### [Records to process]

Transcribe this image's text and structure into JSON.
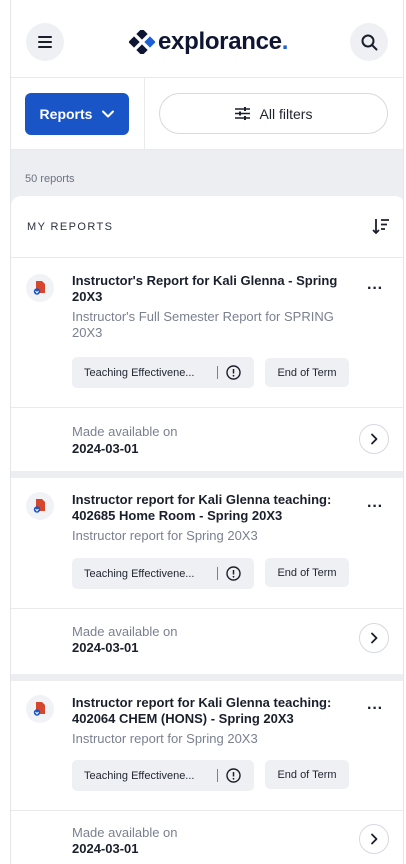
{
  "header": {
    "logo_text": "explorance",
    "logo_dot": ".",
    "menu_icon": "hamburger-icon",
    "search_icon": "search-icon"
  },
  "toolbar": {
    "reports_label": "Reports",
    "filters_label": "All filters"
  },
  "summary": {
    "count_text": "50 reports"
  },
  "panel": {
    "heading": "MY REPORTS",
    "sort_icon": "sort-icon"
  },
  "reports": [
    {
      "title": "Instructor's Report for Kali Glenna - Spring 20X3",
      "subtitle": "Instructor's Full Semester Report for SPRING 20X3",
      "survey_tag": "Teaching Effectivene...",
      "term_tag": "End of Term",
      "available_label": "Made available on",
      "available_date": "2024-03-01"
    },
    {
      "title": "Instructor report for Kali Glenna teaching: 402685 Home Room - Spring 20X3",
      "subtitle": "Instructor report for Spring 20X3",
      "survey_tag": "Teaching Effectivene...",
      "term_tag": "End of Term",
      "available_label": "Made available on",
      "available_date": "2024-03-01"
    },
    {
      "title": "Instructor report for Kali Glenna teaching: 402064 CHEM (HONS) - Spring 20X3",
      "subtitle": "Instructor report for Spring 20X3",
      "survey_tag": "Teaching Effectivene...",
      "term_tag": "End of Term",
      "available_label": "Made available on",
      "available_date": "2024-03-01"
    }
  ],
  "colors": {
    "primary": "#1a55c8",
    "logo_dark": "#0f1633",
    "file_icon_red": "#d6462c",
    "file_icon_blue": "#1a55c8"
  }
}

### [What needs to be done]
Transcribe every entry word for word, but omit the pictures.

### [Finished task]
Transcribe this image's text and structure into JSON.
{
  "header": {
    "logo_text": "explorance",
    "logo_dot": ".",
    "menu_icon": "hamburger-icon",
    "search_icon": "search-icon"
  },
  "toolbar": {
    "reports_label": "Reports",
    "filters_label": "All filters"
  },
  "summary": {
    "count_text": "50 reports"
  },
  "panel": {
    "heading": "MY REPORTS",
    "sort_icon": "sort-icon"
  },
  "reports": [
    {
      "title": "Instructor's Report for Kali Glenna - Spring 20X3",
      "subtitle": "Instructor's Full Semester Report for SPRING 20X3",
      "survey_tag": "Teaching Effectivene...",
      "term_tag": "End of Term",
      "available_label": "Made available on",
      "available_date": "2024-03-01"
    },
    {
      "title": "Instructor report for Kali Glenna teaching: 402685 Home Room - Spring 20X3",
      "subtitle": "Instructor report for Spring 20X3",
      "survey_tag": "Teaching Effectivene...",
      "term_tag": "End of Term",
      "available_label": "Made available on",
      "available_date": "2024-03-01"
    },
    {
      "title": "Instructor report for Kali Glenna teaching: 402064 CHEM (HONS) - Spring 20X3",
      "subtitle": "Instructor report for Spring 20X3",
      "survey_tag": "Teaching Effectivene...",
      "term_tag": "End of Term",
      "available_label": "Made available on",
      "available_date": "2024-03-01"
    }
  ],
  "colors": {
    "primary": "#1a55c8",
    "logo_dark": "#0f1633",
    "file_icon_red": "#d6462c",
    "file_icon_blue": "#1a55c8"
  }
}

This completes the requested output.